Collected data
────

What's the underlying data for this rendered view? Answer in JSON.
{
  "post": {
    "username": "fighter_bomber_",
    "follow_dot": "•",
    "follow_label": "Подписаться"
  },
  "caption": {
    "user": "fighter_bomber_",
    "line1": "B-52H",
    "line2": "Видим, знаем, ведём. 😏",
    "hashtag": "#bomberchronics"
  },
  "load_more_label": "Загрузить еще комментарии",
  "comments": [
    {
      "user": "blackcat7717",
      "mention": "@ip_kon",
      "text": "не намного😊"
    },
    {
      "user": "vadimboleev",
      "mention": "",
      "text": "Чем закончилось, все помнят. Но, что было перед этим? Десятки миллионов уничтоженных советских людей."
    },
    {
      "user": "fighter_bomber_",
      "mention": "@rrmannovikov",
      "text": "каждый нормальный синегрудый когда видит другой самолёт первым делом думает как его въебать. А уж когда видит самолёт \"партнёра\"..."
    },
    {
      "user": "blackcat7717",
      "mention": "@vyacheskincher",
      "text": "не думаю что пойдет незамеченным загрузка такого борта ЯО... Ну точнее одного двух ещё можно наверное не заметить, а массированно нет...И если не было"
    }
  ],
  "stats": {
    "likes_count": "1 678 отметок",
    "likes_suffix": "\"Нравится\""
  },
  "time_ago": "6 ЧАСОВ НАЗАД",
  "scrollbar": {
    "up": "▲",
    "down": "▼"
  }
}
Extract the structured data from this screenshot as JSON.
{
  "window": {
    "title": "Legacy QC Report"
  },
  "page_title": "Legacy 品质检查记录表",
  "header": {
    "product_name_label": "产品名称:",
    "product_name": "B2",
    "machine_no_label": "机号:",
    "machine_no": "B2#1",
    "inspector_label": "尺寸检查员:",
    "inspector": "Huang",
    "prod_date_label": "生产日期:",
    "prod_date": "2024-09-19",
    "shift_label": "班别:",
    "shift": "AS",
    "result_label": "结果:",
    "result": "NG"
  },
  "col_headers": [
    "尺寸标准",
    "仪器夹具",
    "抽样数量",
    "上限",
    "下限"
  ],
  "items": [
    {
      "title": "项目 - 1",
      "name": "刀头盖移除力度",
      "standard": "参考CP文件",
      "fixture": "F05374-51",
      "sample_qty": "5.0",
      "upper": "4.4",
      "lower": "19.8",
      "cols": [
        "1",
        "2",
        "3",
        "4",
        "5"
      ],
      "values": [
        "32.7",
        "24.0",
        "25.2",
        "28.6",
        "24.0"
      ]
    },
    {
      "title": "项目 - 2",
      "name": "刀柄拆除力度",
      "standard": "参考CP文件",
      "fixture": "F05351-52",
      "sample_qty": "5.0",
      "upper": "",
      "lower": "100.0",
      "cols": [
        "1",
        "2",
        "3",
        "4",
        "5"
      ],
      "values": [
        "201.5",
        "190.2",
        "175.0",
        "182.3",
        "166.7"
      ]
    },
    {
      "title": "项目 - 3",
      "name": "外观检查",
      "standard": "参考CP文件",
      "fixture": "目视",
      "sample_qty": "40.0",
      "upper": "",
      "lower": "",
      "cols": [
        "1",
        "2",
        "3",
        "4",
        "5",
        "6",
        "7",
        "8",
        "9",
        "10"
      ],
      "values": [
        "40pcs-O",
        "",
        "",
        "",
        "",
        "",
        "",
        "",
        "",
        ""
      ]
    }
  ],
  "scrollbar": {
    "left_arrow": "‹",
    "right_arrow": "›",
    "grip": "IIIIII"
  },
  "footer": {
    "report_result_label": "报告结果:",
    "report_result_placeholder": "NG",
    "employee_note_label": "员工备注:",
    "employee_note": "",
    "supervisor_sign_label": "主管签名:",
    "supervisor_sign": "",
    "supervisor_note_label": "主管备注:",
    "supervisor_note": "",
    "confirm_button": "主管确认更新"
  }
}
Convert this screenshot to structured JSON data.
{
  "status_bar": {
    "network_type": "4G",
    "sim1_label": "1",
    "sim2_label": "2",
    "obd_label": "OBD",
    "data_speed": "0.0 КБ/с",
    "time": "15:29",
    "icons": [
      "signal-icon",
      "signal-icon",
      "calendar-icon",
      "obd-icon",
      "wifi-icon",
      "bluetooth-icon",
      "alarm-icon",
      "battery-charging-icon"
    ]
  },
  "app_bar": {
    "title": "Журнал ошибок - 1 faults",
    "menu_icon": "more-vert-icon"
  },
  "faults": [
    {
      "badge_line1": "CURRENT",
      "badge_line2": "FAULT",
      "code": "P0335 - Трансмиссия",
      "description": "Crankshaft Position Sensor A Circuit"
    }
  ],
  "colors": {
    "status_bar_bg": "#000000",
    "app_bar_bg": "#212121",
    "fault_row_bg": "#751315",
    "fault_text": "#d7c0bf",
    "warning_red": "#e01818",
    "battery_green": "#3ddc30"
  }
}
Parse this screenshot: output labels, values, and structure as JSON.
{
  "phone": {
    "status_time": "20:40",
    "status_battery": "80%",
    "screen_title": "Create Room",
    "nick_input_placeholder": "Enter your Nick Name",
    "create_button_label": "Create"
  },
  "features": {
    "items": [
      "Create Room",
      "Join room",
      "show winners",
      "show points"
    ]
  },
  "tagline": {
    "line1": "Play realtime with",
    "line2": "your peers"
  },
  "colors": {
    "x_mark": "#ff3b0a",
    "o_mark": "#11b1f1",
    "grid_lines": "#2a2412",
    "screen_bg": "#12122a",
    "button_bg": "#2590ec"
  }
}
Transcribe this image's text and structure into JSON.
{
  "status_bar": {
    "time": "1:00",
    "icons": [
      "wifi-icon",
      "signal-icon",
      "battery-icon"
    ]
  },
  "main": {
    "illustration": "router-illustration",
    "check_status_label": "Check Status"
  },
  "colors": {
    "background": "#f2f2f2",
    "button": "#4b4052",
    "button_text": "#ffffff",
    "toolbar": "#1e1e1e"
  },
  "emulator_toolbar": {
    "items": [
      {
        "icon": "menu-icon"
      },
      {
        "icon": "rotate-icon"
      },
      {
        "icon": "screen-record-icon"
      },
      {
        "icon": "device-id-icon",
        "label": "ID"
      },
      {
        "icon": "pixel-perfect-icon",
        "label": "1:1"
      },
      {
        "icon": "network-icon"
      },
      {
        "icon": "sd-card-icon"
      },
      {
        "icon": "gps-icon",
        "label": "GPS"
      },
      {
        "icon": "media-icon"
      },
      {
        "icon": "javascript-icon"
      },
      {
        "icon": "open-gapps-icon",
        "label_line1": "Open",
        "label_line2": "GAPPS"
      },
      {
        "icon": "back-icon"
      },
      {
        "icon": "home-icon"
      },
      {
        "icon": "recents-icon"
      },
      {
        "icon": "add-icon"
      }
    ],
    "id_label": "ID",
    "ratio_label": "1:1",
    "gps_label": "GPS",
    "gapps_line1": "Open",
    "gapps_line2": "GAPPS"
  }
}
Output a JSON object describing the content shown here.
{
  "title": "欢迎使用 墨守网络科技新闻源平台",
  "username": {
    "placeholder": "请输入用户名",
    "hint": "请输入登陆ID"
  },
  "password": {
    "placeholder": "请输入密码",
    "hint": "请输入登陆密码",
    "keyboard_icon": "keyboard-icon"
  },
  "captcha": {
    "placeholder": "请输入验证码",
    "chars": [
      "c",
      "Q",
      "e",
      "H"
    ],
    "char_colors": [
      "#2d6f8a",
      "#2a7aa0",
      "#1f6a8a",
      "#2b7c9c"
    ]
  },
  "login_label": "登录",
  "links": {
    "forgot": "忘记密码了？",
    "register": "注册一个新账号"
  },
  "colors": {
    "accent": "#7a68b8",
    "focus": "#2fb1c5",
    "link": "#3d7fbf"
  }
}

────

Output the data above exactly, please, line for line.

What's the underlying data for this rendered view? Answer in JSON.
{
  "post": {
    "username": "fighter_bomber_",
    "follow_dot": "•",
    "follow_label": "Подписаться"
  },
  "caption": {
    "user": "fighter_bomber_",
    "line1": "B-52H",
    "line2": "Видим, знаем, ведём. 😏",
    "hashtag": "#bomberchronics"
  },
  "load_more_label": "Загрузить еще комментарии",
  "comments": [
    {
      "user": "blackcat7717",
      "mention": "@ip_kon",
      "text": "не намного😊"
    },
    {
      "user": "vadimboleev",
      "mention": "",
      "text": "Чем закончилось, все помнят. Но, что было перед этим? Десятки миллионов уничтоженных советских людей."
    },
    {
      "user": "fighter_bomber_",
      "mention": "@rrmannovikov",
      "text": "каждый нормальный синегрудый когда видит другой самолёт первым делом думает как его въебать. А уж когда видит самолёт \"партнёра\"..."
    },
    {
      "user": "blackcat7717",
      "mention": "@vyacheskincher",
      "text": "не думаю что пойдет незамеченным загрузка такого борта ЯО... Ну точнее одного двух ещё можно наверное не заметить, а массированно нет...И если не было"
    }
  ],
  "stats": {
    "likes_count": "1 678 отметок",
    "likes_suffix": "\"Нравится\""
  },
  "time_ago": "6 ЧАСОВ НАЗАД",
  "scrollbar": {
    "up": "▲",
    "down": "▼"
  }
}
Extract the structured data from this screenshot as JSON.
{
  "window": {
    "title": "Legacy QC Report"
  },
  "page_title": "Legacy 品质检查记录表",
  "header": {
    "product_name_label": "产品名称:",
    "product_name": "B2",
    "machine_no_label": "机号:",
    "machine_no": "B2#1",
    "inspector_label": "尺寸检查员:",
    "inspector": "Huang",
    "prod_date_label": "生产日期:",
    "prod_date": "2024-09-19",
    "shift_label": "班别:",
    "shift": "AS",
    "result_label": "结果:",
    "result": "NG"
  },
  "col_headers": [
    "尺寸标准",
    "仪器夹具",
    "抽样数量",
    "上限",
    "下限"
  ],
  "items": [
    {
      "title": "项目 - 1",
      "name": "刀头盖移除力度",
      "standard": "参考CP文件",
      "fixture": "F05374-51",
      "sample_qty": "5.0",
      "upper": "4.4",
      "lower": "19.8",
      "cols": [
        "1",
        "2",
        "3",
        "4",
        "5"
      ],
      "values": [
        "32.7",
        "24.0",
        "25.2",
        "28.6",
        "24.0"
      ]
    },
    {
      "title": "项目 - 2",
      "name": "刀柄拆除力度",
      "standard": "参考CP文件",
      "fixture": "F05351-52",
      "sample_qty": "5.0",
      "upper": "",
      "lower": "100.0",
      "cols": [
        "1",
        "2",
        "3",
        "4",
        "5"
      ],
      "values": [
        "201.5",
        "190.2",
        "175.0",
        "182.3",
        "166.7"
      ]
    },
    {
      "title": "项目 - 3",
      "name": "外观检查",
      "standard": "参考CP文件",
      "fixture": "目视",
      "sample_qty": "40.0",
      "upper": "",
      "lower": "",
      "cols": [
        "1",
        "2",
        "3",
        "4",
        "5",
        "6",
        "7",
        "8",
        "9",
        "10"
      ],
      "values": [
        "40pcs-O",
        "",
        "",
        "",
        "",
        "",
        "",
        "",
        "",
        ""
      ]
    }
  ],
  "scrollbar": {
    "left_arrow": "‹",
    "right_arrow": "›",
    "grip": "IIIIII"
  },
  "footer": {
    "report_result_label": "报告结果:",
    "report_result_placeholder": "NG",
    "employee_note_label": "员工备注:",
    "employee_note": "",
    "supervisor_sign_label": "主管签名:",
    "supervisor_sign": "",
    "supervisor_note_label": "主管备注:",
    "supervisor_note": "",
    "confirm_button": "主管确认更新"
  }
}
Convert this screenshot to structured JSON data.
{
  "status_bar": {
    "network_type": "4G",
    "sim1_label": "1",
    "sim2_label": "2",
    "obd_label": "OBD",
    "data_speed": "0.0 КБ/с",
    "time": "15:29",
    "icons": [
      "signal-icon",
      "signal-icon",
      "calendar-icon",
      "obd-icon",
      "wifi-icon",
      "bluetooth-icon",
      "alarm-icon",
      "battery-charging-icon"
    ]
  },
  "app_bar": {
    "title": "Журнал ошибок - 1 faults",
    "menu_icon": "more-vert-icon"
  },
  "faults": [
    {
      "badge_line1": "CURRENT",
      "badge_line2": "FAULT",
      "code": "P0335 - Трансмиссия",
      "description": "Crankshaft Position Sensor A Circuit"
    }
  ],
  "colors": {
    "status_bar_bg": "#000000",
    "app_bar_bg": "#212121",
    "fault_row_bg": "#751315",
    "fault_text": "#d7c0bf",
    "warning_red": "#e01818",
    "battery_green": "#3ddc30"
  }
}
Parse this screenshot: output labels, values, and structure as JSON.
{
  "phone": {
    "status_time": "20:40",
    "status_battery": "80%",
    "screen_title": "Create Room",
    "nick_input_placeholder": "Enter your Nick Name",
    "create_button_label": "Create"
  },
  "features": {
    "items": [
      "Create Room",
      "Join room",
      "show winners",
      "show points"
    ]
  },
  "tagline": {
    "line1": "Play realtime with",
    "line2": "your peers"
  },
  "colors": {
    "x_mark": "#ff3b0a",
    "o_mark": "#11b1f1",
    "grid_lines": "#2a2412",
    "screen_bg": "#12122a",
    "button_bg": "#2590ec"
  }
}
Transcribe this image's text and structure into JSON.
{
  "status_bar": {
    "time": "1:00",
    "icons": [
      "wifi-icon",
      "signal-icon",
      "battery-icon"
    ]
  },
  "main": {
    "illustration": "router-illustration",
    "check_status_label": "Check Status"
  },
  "colors": {
    "background": "#f2f2f2",
    "button": "#4b4052",
    "button_text": "#ffffff",
    "toolbar": "#1e1e1e"
  },
  "emulator_toolbar": {
    "items": [
      {
        "icon": "menu-icon"
      },
      {
        "icon": "rotate-icon"
      },
      {
        "icon": "screen-record-icon"
      },
      {
        "icon": "device-id-icon",
        "label": "ID"
      },
      {
        "icon": "pixel-perfect-icon",
        "label": "1:1"
      },
      {
        "icon": "network-icon"
      },
      {
        "icon": "sd-card-icon"
      },
      {
        "icon": "gps-icon",
        "label": "GPS"
      },
      {
        "icon": "media-icon"
      },
      {
        "icon": "javascript-icon"
      },
      {
        "icon": "open-gapps-icon",
        "label_line1": "Open",
        "label_line2": "GAPPS"
      },
      {
        "icon": "back-icon"
      },
      {
        "icon": "home-icon"
      },
      {
        "icon": "recents-icon"
      },
      {
        "icon": "add-icon"
      }
    ],
    "id_label": "ID",
    "ratio_label": "1:1",
    "gps_label": "GPS",
    "gapps_line1": "Open",
    "gapps_line2": "GAPPS"
  }
}
Output a JSON object describing the content shown here.
{
  "title": "欢迎使用 墨守网络科技新闻源平台",
  "username": {
    "placeholder": "请输入用户名",
    "hint": "请输入登陆ID"
  },
  "password": {
    "placeholder": "请输入密码",
    "hint": "请输入登陆密码",
    "keyboard_icon": "keyboard-icon"
  },
  "captcha": {
    "placeholder": "请输入验证码",
    "chars": [
      "c",
      "Q",
      "e",
      "H"
    ],
    "char_colors": [
      "#2d6f8a",
      "#2a7aa0",
      "#1f6a8a",
      "#2b7c9c"
    ]
  },
  "login_label": "登录",
  "links": {
    "forgot": "忘记密码了？",
    "register": "注册一个新账号"
  },
  "colors": {
    "accent": "#7a68b8",
    "focus": "#2fb1c5",
    "link": "#3d7fbf"
  }
}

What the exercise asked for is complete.